***** RECORDS FOR THIS TASK *****

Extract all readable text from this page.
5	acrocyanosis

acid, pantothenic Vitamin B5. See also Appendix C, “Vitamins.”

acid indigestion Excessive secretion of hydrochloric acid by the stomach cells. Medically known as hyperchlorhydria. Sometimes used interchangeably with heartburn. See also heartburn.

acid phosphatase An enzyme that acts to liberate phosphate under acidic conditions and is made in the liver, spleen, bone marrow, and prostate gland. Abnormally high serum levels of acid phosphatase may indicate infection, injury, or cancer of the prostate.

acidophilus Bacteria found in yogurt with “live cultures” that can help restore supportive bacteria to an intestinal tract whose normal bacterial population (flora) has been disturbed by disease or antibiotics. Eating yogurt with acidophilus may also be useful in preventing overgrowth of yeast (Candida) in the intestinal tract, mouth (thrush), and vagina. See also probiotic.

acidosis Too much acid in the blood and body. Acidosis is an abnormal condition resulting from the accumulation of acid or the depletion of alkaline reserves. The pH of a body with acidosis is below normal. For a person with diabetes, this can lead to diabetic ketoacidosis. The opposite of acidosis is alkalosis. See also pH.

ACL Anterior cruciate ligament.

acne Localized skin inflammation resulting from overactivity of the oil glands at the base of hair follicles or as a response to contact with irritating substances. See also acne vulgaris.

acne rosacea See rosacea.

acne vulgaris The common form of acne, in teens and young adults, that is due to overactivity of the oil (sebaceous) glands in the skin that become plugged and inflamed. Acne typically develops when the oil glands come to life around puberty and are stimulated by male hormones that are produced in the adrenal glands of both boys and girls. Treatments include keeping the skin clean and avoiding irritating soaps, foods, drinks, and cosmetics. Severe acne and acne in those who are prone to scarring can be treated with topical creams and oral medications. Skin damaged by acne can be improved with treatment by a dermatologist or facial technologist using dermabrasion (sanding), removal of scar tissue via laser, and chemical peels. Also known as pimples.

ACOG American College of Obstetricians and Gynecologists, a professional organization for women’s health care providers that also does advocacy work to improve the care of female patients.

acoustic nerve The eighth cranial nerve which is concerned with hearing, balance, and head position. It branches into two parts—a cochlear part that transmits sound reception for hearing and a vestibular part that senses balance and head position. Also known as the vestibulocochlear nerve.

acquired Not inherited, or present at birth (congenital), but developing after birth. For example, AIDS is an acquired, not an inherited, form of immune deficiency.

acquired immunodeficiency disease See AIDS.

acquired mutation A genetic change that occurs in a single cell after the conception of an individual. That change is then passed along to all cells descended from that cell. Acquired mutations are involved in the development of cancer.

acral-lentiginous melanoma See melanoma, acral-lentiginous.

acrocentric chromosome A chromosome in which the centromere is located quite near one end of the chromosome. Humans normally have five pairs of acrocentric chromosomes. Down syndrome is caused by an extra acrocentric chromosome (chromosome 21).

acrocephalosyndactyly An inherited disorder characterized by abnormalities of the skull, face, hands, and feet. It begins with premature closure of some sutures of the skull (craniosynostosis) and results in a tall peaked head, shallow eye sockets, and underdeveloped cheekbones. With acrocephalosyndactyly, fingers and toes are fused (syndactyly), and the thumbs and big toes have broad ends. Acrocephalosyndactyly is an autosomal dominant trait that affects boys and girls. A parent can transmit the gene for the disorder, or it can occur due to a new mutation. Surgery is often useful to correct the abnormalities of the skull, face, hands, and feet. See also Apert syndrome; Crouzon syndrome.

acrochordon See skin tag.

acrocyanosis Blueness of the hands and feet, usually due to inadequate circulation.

*****

WORK REQUEST ::
Some lines of the records above may hold the word "acrocyanosis". Report how many, and nothing else.

REPLY TO THE EXERCISE ::
2